**MATERIALS PROVIDED**

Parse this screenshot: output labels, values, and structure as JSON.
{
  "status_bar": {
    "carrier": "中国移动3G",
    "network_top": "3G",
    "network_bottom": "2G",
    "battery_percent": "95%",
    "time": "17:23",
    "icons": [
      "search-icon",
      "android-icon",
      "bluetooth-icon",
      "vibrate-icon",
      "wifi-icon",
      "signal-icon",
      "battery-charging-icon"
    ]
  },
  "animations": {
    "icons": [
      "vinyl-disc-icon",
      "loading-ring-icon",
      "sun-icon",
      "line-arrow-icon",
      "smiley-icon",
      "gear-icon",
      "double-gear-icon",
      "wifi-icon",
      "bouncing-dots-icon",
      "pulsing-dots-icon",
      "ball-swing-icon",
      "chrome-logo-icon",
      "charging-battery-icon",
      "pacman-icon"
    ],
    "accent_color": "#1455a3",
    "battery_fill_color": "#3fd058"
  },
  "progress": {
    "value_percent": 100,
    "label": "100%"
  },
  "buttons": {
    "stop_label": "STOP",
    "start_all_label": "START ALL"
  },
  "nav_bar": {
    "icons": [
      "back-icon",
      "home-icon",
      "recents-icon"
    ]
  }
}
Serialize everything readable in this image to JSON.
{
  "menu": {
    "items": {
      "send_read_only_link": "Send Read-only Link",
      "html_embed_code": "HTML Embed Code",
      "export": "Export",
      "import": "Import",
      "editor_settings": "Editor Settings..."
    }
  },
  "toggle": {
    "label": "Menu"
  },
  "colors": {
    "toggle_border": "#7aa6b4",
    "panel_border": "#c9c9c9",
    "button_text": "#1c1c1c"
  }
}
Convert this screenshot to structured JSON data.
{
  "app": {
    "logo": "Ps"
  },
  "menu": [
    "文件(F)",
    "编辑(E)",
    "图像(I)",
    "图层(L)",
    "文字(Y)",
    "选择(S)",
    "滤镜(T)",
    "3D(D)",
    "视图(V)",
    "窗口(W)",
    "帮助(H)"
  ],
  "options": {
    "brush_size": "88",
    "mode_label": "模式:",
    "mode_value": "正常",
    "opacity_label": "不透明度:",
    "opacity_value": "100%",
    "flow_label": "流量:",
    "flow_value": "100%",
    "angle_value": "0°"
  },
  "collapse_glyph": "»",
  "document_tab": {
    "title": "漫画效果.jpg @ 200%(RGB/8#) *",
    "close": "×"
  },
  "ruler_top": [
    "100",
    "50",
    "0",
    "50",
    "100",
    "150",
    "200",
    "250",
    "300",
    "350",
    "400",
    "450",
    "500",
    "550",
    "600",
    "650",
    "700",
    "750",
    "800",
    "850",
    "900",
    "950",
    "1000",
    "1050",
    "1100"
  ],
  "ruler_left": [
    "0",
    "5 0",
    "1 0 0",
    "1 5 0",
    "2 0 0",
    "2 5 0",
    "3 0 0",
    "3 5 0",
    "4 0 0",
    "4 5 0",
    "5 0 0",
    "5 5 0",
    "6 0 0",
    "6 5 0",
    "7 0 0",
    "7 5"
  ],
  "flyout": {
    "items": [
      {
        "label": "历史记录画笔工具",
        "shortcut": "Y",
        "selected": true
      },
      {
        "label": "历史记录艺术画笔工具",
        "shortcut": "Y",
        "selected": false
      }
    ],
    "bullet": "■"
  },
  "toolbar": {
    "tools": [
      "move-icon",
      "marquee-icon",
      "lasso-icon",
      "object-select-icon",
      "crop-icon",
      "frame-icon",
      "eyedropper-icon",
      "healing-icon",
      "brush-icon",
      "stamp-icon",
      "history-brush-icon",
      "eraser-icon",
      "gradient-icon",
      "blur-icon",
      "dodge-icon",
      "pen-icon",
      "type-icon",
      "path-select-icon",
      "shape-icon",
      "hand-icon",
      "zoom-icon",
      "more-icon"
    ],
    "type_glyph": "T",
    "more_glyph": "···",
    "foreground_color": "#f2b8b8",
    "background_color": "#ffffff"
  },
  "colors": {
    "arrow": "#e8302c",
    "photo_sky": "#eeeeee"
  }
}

**TO DO**
Take the data above and return it exactly.

**FINAL ANSWER**
Parse this screenshot: output labels, values, and structure as JSON.
{
  "status_bar": {
    "carrier": "中国移动3G",
    "network_top": "3G",
    "network_bottom": "2G",
    "battery_percent": "95%",
    "time": "17:23",
    "icons": [
      "search-icon",
      "android-icon",
      "bluetooth-icon",
      "vibrate-icon",
      "wifi-icon",
      "signal-icon",
      "battery-charging-icon"
    ]
  },
  "animations": {
    "icons": [
      "vinyl-disc-icon",
      "loading-ring-icon",
      "sun-icon",
      "line-arrow-icon",
      "smiley-icon",
      "gear-icon",
      "double-gear-icon",
      "wifi-icon",
      "bouncing-dots-icon",
      "pulsing-dots-icon",
      "ball-swing-icon",
      "chrome-logo-icon",
      "charging-battery-icon",
      "pacman-icon"
    ],
    "accent_color": "#1455a3",
    "battery_fill_color": "#3fd058"
  },
  "progress": {
    "value_percent": 100,
    "label": "100%"
  },
  "buttons": {
    "stop_label": "STOP",
    "start_all_label": "START ALL"
  },
  "nav_bar": {
    "icons": [
      "back-icon",
      "home-icon",
      "recents-icon"
    ]
  }
}
Serialize everything readable in this image to JSON.
{
  "menu": {
    "items": {
      "send_read_only_link": "Send Read-only Link",
      "html_embed_code": "HTML Embed Code",
      "export": "Export",
      "import": "Import",
      "editor_settings": "Editor Settings..."
    }
  },
  "toggle": {
    "label": "Menu"
  },
  "colors": {
    "toggle_border": "#7aa6b4",
    "panel_border": "#c9c9c9",
    "button_text": "#1c1c1c"
  }
}
Convert this screenshot to structured JSON data.
{
  "app": {
    "logo": "Ps"
  },
  "menu": [
    "文件(F)",
    "编辑(E)",
    "图像(I)",
    "图层(L)",
    "文字(Y)",
    "选择(S)",
    "滤镜(T)",
    "3D(D)",
    "视图(V)",
    "窗口(W)",
    "帮助(H)"
  ],
  "options": {
    "brush_size": "88",
    "mode_label": "模式:",
    "mode_value": "正常",
    "opacity_label": "不透明度:",
    "opacity_value": "100%",
    "flow_label": "流量:",
    "flow_value": "100%",
    "angle_value": "0°"
  },
  "collapse_glyph": "»",
  "document_tab": {
    "title": "漫画效果.jpg @ 200%(RGB/8#) *",
    "close": "×"
  },
  "ruler_top": [
    "100",
    "50",
    "0",
    "50",
    "100",
    "150",
    "200",
    "250",
    "300",
    "350",
    "400",
    "450",
    "500",
    "550",
    "600",
    "650",
    "700",
    "750",
    "800",
    "850",
    "900",
    "950",
    "1000",
    "1050",
    "1100"
  ],
  "ruler_left": [
    "0",
    "5 0",
    "1 0 0",
    "1 5 0",
    "2 0 0",
    "2 5 0",
    "3 0 0",
    "3 5 0",
    "4 0 0",
    "4 5 0",
    "5 0 0",
    "5 5 0",
    "6 0 0",
    "6 5 0",
    "7 0 0",
    "7 5"
  ],
  "flyout": {
    "items": [
      {
        "label": "历史记录画笔工具",
        "shortcut": "Y",
        "selected": true
      },
      {
        "label": "历史记录艺术画笔工具",
        "shortcut": "Y",
        "selected": false
      }
    ],
    "bullet": "■"
  },
  "toolbar": {
    "tools": [
      "move-icon",
      "marquee-icon",
      "lasso-icon",
      "object-select-icon",
      "crop-icon",
      "frame-icon",
      "eyedropper-icon",
      "healing-icon",
      "brush-icon",
      "stamp-icon",
      "history-brush-icon",
      "eraser-icon",
      "gradient-icon",
      "blur-icon",
      "dodge-icon",
      "pen-icon",
      "type-icon",
      "path-select-icon",
      "shape-icon",
      "hand-icon",
      "zoom-icon",
      "more-icon"
    ],
    "type_glyph": "T",
    "more_glyph": "···",
    "foreground_color": "#f2b8b8",
    "background_color": "#ffffff"
  },
  "colors": {
    "arrow": "#e8302c",
    "photo_sky": "#eeeeee"
  }
}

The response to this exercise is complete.